▶ [Record excerpts]:
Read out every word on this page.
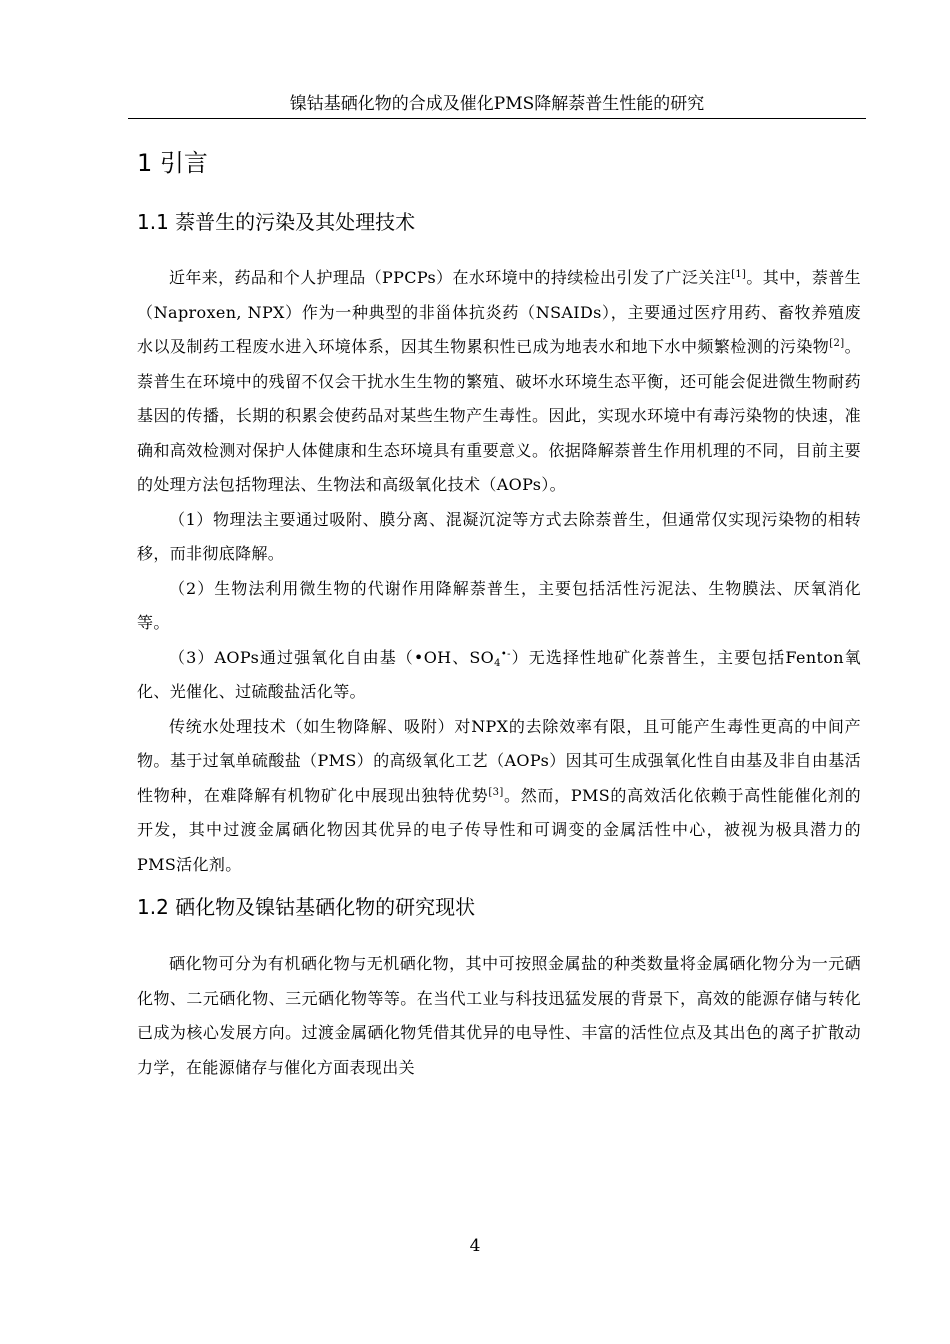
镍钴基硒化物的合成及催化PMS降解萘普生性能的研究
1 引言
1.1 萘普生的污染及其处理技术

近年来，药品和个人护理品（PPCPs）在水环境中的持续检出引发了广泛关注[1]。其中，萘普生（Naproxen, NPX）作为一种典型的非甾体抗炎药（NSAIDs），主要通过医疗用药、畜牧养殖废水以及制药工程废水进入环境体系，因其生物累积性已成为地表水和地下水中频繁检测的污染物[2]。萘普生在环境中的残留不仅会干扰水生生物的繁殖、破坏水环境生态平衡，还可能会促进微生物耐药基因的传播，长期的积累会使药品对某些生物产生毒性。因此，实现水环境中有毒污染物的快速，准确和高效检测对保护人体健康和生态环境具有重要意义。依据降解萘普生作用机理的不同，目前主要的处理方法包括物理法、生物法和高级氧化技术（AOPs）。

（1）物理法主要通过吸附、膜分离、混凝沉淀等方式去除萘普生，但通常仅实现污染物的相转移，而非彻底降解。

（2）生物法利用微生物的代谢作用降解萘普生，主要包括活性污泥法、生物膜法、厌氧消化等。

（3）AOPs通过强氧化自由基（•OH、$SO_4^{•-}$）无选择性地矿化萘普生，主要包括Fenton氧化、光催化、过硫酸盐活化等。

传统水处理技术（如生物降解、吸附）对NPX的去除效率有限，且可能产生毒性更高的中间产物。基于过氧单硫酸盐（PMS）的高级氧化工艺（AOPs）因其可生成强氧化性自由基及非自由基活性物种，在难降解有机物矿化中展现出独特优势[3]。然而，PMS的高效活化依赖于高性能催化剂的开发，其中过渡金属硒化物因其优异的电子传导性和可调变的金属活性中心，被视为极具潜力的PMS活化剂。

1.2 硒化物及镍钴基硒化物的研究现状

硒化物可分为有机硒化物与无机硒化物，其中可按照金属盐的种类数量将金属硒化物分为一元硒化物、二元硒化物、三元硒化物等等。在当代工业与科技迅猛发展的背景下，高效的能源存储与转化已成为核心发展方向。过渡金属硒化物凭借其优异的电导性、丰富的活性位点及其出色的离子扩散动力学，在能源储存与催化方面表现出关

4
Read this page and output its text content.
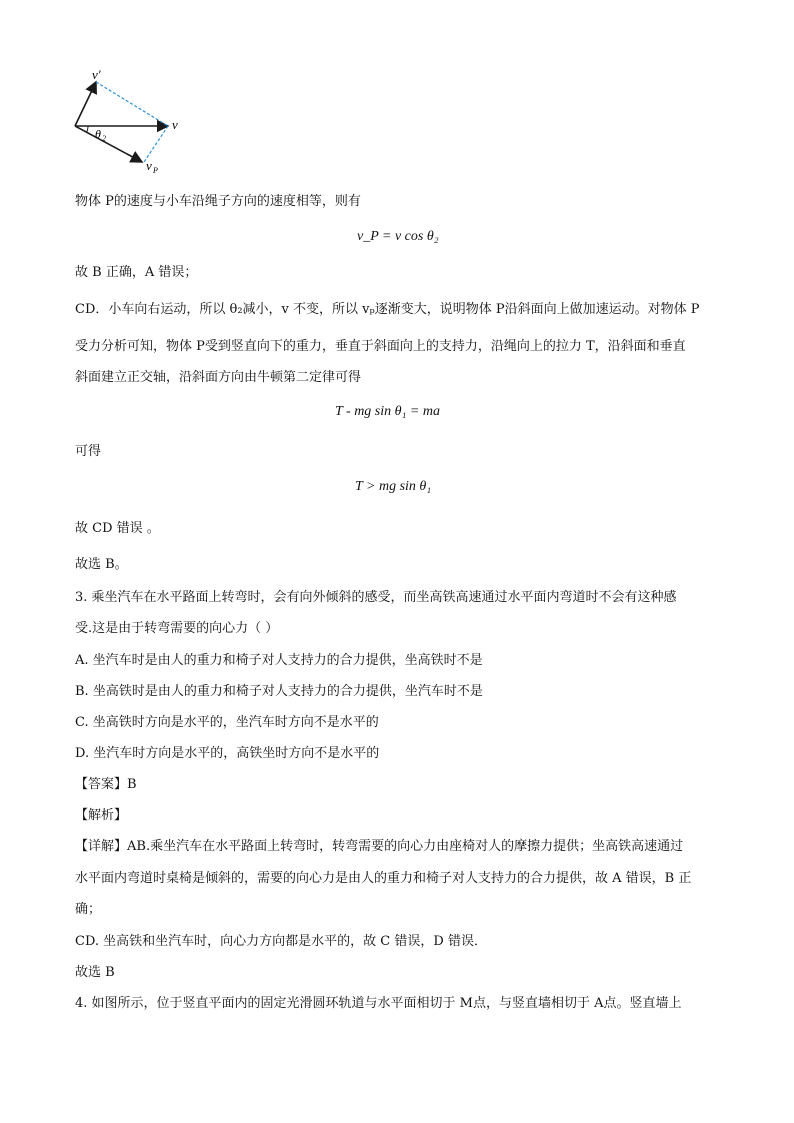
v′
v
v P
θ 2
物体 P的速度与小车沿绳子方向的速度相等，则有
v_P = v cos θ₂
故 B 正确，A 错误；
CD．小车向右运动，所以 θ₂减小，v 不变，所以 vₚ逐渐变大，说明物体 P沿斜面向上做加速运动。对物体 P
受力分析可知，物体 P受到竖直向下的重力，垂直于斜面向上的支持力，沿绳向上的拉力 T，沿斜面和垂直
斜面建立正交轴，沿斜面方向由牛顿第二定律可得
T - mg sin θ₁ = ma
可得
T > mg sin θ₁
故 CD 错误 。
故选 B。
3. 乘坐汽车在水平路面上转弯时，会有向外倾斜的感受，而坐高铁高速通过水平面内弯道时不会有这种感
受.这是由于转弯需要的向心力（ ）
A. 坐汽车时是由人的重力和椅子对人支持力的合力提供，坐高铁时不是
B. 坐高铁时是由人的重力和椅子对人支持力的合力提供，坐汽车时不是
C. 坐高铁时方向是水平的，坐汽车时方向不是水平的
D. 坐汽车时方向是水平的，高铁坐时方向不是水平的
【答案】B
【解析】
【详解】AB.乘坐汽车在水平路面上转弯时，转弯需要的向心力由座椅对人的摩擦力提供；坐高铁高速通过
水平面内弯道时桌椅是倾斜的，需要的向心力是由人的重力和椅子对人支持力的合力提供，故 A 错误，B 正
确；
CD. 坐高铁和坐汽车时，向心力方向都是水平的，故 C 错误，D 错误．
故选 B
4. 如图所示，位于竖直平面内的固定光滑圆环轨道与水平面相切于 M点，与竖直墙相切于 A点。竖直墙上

▶ [Given request]: Determine the number of lines in the records that include the string "this", and respond with that number only.

▶ [Written answer]: 2